◆ SET EXERCISE ◆
Return each entry exactly, omitting nothing.

◆ Data excerpts ◆
====
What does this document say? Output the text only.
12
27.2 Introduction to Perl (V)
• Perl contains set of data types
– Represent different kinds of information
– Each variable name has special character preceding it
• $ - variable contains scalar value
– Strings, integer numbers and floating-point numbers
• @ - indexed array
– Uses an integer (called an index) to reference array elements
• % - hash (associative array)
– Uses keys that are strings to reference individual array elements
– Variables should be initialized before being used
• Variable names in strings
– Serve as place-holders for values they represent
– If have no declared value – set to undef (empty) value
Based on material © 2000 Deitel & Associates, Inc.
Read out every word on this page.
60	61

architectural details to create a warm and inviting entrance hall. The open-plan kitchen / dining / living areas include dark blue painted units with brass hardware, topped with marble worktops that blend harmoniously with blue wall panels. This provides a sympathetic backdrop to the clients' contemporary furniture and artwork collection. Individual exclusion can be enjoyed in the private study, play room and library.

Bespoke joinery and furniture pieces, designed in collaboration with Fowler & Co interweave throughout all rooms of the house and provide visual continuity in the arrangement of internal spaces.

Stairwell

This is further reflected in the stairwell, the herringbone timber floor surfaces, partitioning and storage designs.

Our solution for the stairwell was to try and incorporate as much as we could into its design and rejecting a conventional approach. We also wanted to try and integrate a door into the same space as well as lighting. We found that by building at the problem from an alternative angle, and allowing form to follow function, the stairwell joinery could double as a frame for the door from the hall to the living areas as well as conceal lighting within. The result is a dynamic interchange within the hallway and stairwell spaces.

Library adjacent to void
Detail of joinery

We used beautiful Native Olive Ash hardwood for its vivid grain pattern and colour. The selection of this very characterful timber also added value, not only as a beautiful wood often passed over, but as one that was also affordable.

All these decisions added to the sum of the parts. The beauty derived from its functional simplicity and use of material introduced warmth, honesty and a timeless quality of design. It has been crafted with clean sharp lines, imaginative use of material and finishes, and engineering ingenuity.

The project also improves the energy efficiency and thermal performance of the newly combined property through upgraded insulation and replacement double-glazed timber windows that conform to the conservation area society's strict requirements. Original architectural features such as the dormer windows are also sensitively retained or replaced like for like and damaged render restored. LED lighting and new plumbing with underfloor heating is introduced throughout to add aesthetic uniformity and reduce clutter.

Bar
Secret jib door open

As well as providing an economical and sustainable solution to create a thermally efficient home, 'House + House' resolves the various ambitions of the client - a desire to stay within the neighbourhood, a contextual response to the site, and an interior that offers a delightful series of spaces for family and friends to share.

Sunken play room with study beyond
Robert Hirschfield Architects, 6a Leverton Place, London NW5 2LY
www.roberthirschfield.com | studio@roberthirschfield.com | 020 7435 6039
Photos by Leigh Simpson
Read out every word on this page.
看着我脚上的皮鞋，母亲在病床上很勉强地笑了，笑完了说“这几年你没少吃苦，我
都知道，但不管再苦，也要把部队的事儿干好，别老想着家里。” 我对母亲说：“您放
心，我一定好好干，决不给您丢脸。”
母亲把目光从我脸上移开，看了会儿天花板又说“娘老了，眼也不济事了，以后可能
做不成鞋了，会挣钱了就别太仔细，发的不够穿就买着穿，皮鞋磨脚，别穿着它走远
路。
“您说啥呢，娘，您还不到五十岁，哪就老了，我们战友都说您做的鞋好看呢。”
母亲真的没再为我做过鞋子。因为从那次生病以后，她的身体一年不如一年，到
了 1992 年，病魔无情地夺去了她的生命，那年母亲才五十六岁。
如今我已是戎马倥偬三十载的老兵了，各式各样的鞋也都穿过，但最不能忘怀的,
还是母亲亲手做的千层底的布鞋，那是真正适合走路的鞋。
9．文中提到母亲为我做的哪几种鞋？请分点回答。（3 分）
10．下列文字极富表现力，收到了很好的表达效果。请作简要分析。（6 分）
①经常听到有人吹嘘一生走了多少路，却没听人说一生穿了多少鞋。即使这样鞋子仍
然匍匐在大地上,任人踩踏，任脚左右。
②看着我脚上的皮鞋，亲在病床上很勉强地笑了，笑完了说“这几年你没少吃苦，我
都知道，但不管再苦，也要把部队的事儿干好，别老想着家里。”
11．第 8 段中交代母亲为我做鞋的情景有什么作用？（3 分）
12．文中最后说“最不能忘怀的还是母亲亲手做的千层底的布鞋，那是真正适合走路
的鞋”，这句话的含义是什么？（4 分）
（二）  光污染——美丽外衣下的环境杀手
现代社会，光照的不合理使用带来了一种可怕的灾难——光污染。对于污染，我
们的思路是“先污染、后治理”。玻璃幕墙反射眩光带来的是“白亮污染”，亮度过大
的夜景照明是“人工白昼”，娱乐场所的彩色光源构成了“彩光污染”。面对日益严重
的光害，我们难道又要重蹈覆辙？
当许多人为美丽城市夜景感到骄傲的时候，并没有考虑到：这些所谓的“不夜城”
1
====
◆ ANSWER TO THIS TASK ◆
What does this document say? Output the text only.
12
27.2 Introduction to Perl (V)
• Perl contains set of data types
– Represent different kinds of information
– Each variable name has special character preceding it
• $ - variable contains scalar value
– Strings, integer numbers and floating-point numbers
• @ - indexed array
– Uses an integer (called an index) to reference array elements
• % - hash (associative array)
– Uses keys that are strings to reference individual array elements
– Variables should be initialized before being used
• Variable names in strings
– Serve as place-holders for values they represent
– If have no declared value – set to undef (empty) value
Based on material © 2000 Deitel & Associates, Inc.
Read out every word on this page.
60	61

architectural details to create a warm and inviting entrance hall. The open-plan kitchen / dining / living areas include dark blue painted units with brass hardware, topped with marble worktops that blend harmoniously with blue wall panels. This provides a sympathetic backdrop to the clients' contemporary furniture and artwork collection. Individual exclusion can be enjoyed in the private study, play room and library.

Bespoke joinery and furniture pieces, designed in collaboration with Fowler & Co interweave throughout all rooms of the house and provide visual continuity in the arrangement of internal spaces.

Stairwell

This is further reflected in the stairwell, the herringbone timber floor surfaces, partitioning and storage designs.

Our solution for the stairwell was to try and incorporate as much as we could into its design and rejecting a conventional approach. We also wanted to try and integrate a door into the same space as well as lighting. We found that by building at the problem from an alternative angle, and allowing form to follow function, the stairwell joinery could double as a frame for the door from the hall to the living areas as well as conceal lighting within. The result is a dynamic interchange within the hallway and stairwell spaces.

Library adjacent to void
Detail of joinery

We used beautiful Native Olive Ash hardwood for its vivid grain pattern and colour. The selection of this very characterful timber also added value, not only as a beautiful wood often passed over, but as one that was also affordable.

All these decisions added to the sum of the parts. The beauty derived from its functional simplicity and use of material introduced warmth, honesty and a timeless quality of design. It has been crafted with clean sharp lines, imaginative use of material and finishes, and engineering ingenuity.

The project also improves the energy efficiency and thermal performance of the newly combined property through upgraded insulation and replacement double-glazed timber windows that conform to the conservation area society's strict requirements. Original architectural features such as the dormer windows are also sensitively retained or replaced like for like and damaged render restored. LED lighting and new plumbing with underfloor heating is introduced throughout to add aesthetic uniformity and reduce clutter.

Bar
Secret jib door open

As well as providing an economical and sustainable solution to create a thermally efficient home, 'House + House' resolves the various ambitions of the client - a desire to stay within the neighbourhood, a contextual response to the site, and an interior that offers a delightful series of spaces for family and friends to share.

Sunken play room with study beyond
Robert Hirschfield Architects, 6a Leverton Place, London NW5 2LY
www.roberthirschfield.com | studio@roberthirschfield.com | 020 7435 6039
Photos by Leigh Simpson
Read out every word on this page.
看着我脚上的皮鞋，母亲在病床上很勉强地笑了，笑完了说“这几年你没少吃苦，我
都知道，但不管再苦，也要把部队的事儿干好，别老想着家里。” 我对母亲说：“您放
心，我一定好好干，决不给您丢脸。”
母亲把目光从我脸上移开，看了会儿天花板又说“娘老了，眼也不济事了，以后可能
做不成鞋了，会挣钱了就别太仔细，发的不够穿就买着穿，皮鞋磨脚，别穿着它走远
路。
“您说啥呢，娘，您还不到五十岁，哪就老了，我们战友都说您做的鞋好看呢。”
母亲真的没再为我做过鞋子。因为从那次生病以后，她的身体一年不如一年，到
了 1992 年，病魔无情地夺去了她的生命，那年母亲才五十六岁。
如今我已是戎马倥偬三十载的老兵了，各式各样的鞋也都穿过，但最不能忘怀的,
还是母亲亲手做的千层底的布鞋，那是真正适合走路的鞋。
9．文中提到母亲为我做的哪几种鞋？请分点回答。（3 分）
10．下列文字极富表现力，收到了很好的表达效果。请作简要分析。（6 分）
①经常听到有人吹嘘一生走了多少路，却没听人说一生穿了多少鞋。即使这样鞋子仍
然匍匐在大地上,任人踩踏，任脚左右。
②看着我脚上的皮鞋，亲在病床上很勉强地笑了，笑完了说“这几年你没少吃苦，我
都知道，但不管再苦，也要把部队的事儿干好，别老想着家里。”
11．第 8 段中交代母亲为我做鞋的情景有什么作用？（3 分）
12．文中最后说“最不能忘怀的还是母亲亲手做的千层底的布鞋，那是真正适合走路
的鞋”，这句话的含义是什么？（4 分）
（二）  光污染——美丽外衣下的环境杀手
现代社会，光照的不合理使用带来了一种可怕的灾难——光污染。对于污染，我
们的思路是“先污染、后治理”。玻璃幕墙反射眩光带来的是“白亮污染”，亮度过大
的夜景照明是“人工白昼”，娱乐场所的彩色光源构成了“彩光污染”。面对日益严重
的光害，我们难道又要重蹈覆辙？
当许多人为美丽城市夜景感到骄傲的时候，并没有考虑到：这些所谓的“不夜城”
1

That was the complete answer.